◆ Task objective: Omit every picture, then give all the entries again exactly.

Stored records:
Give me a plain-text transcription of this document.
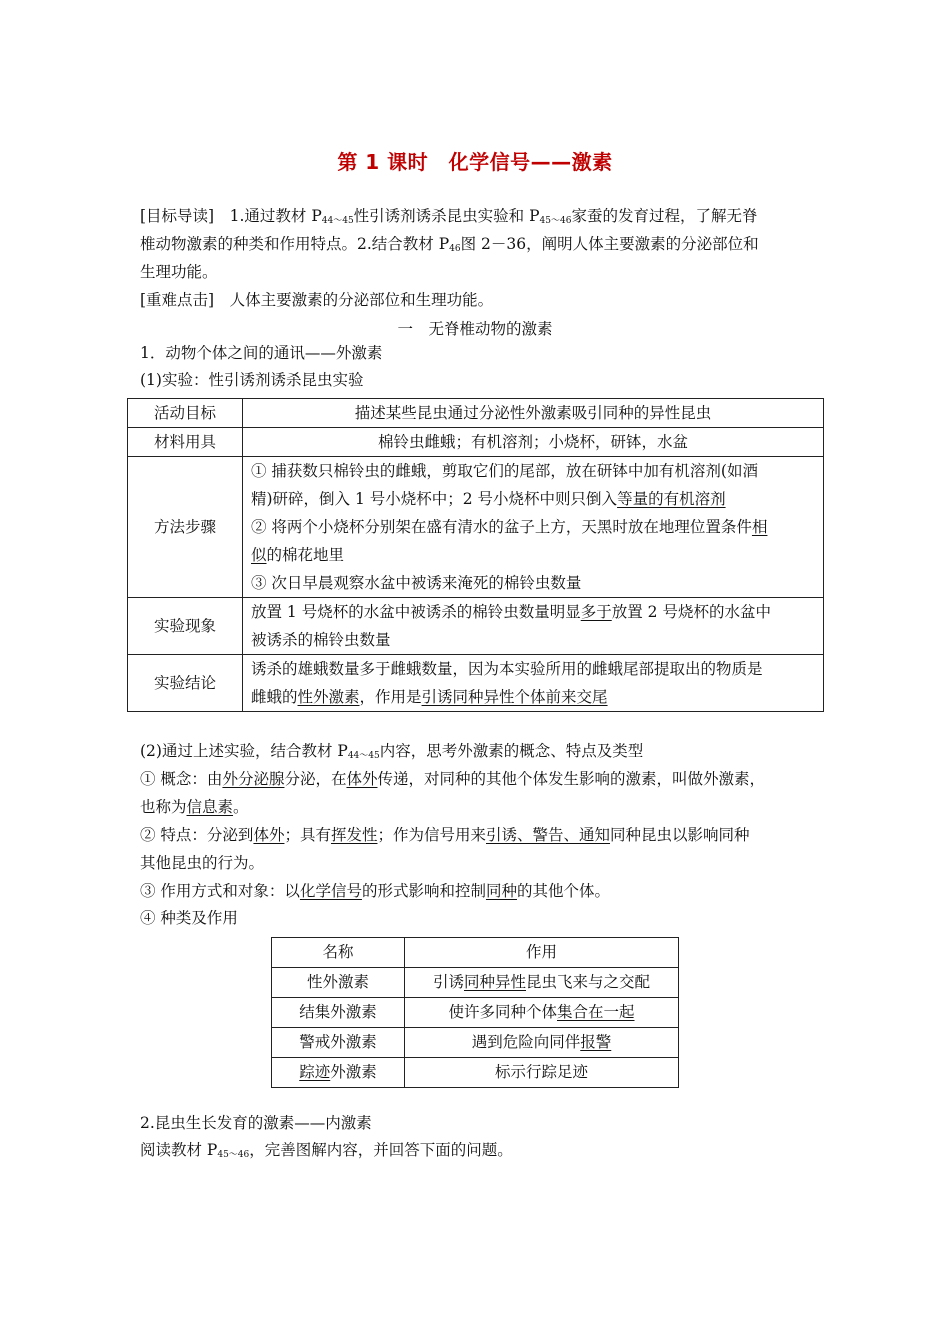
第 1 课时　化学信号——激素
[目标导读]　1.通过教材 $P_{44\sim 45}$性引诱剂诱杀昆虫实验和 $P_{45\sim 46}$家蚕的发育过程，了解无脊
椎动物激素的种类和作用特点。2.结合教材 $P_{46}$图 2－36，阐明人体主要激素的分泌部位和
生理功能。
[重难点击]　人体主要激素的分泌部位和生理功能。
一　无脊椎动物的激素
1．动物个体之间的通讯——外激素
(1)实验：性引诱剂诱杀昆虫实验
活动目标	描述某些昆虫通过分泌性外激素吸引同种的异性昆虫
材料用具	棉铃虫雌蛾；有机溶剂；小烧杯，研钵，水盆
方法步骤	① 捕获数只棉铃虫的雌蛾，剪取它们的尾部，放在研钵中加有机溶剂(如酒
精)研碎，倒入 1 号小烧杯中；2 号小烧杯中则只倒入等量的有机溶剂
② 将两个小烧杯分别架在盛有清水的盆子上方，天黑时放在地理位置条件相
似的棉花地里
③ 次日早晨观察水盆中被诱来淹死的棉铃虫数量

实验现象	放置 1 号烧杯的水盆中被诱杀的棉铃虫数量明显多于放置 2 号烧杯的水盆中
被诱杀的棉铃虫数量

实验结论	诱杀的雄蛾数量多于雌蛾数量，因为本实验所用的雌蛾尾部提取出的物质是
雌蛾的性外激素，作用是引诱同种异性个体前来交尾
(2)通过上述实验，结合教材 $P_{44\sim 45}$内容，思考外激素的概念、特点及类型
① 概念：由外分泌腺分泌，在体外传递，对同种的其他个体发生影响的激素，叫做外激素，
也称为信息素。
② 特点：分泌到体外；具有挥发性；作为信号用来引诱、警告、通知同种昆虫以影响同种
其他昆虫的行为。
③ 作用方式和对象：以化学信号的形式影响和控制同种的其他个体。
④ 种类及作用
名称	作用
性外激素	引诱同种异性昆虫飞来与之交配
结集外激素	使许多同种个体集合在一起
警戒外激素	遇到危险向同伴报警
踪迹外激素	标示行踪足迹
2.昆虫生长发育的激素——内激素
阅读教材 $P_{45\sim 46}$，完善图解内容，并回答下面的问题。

◆ Worked answer:
Give me a plain-text transcription of this document.
第 1 课时　化学信号——激素
[目标导读]　1.通过教材 $P_{44\sim 45}$性引诱剂诱杀昆虫实验和 $P_{45\sim 46}$家蚕的发育过程，了解无脊
椎动物激素的种类和作用特点。2.结合教材 $P_{46}$图 2－36，阐明人体主要激素的分泌部位和
生理功能。
[重难点击]　人体主要激素的分泌部位和生理功能。
一　无脊椎动物的激素
1．动物个体之间的通讯——外激素
(1)实验：性引诱剂诱杀昆虫实验
活动目标	描述某些昆虫通过分泌性外激素吸引同种的异性昆虫
材料用具	棉铃虫雌蛾；有机溶剂；小烧杯，研钵，水盆
方法步骤	① 捕获数只棉铃虫的雌蛾，剪取它们的尾部，放在研钵中加有机溶剂(如酒
精)研碎，倒入 1 号小烧杯中；2 号小烧杯中则只倒入等量的有机溶剂
② 将两个小烧杯分别架在盛有清水的盆子上方，天黑时放在地理位置条件相
似的棉花地里
③ 次日早晨观察水盆中被诱来淹死的棉铃虫数量

实验现象	放置 1 号烧杯的水盆中被诱杀的棉铃虫数量明显多于放置 2 号烧杯的水盆中
被诱杀的棉铃虫数量

实验结论	诱杀的雄蛾数量多于雌蛾数量，因为本实验所用的雌蛾尾部提取出的物质是
雌蛾的性外激素，作用是引诱同种异性个体前来交尾
(2)通过上述实验，结合教材 $P_{44\sim 45}$内容，思考外激素的概念、特点及类型
① 概念：由外分泌腺分泌，在体外传递，对同种的其他个体发生影响的激素，叫做外激素，
也称为信息素。
② 特点：分泌到体外；具有挥发性；作为信号用来引诱、警告、通知同种昆虫以影响同种
其他昆虫的行为。
③ 作用方式和对象：以化学信号的形式影响和控制同种的其他个体。
④ 种类及作用
名称	作用
性外激素	引诱同种异性昆虫飞来与之交配
结集外激素	使许多同种个体集合在一起
警戒外激素	遇到危险向同伴报警
踪迹外激素	标示行踪足迹
2.昆虫生长发育的激素——内激素
阅读教材 $P_{45\sim 46}$，完善图解内容，并回答下面的问题。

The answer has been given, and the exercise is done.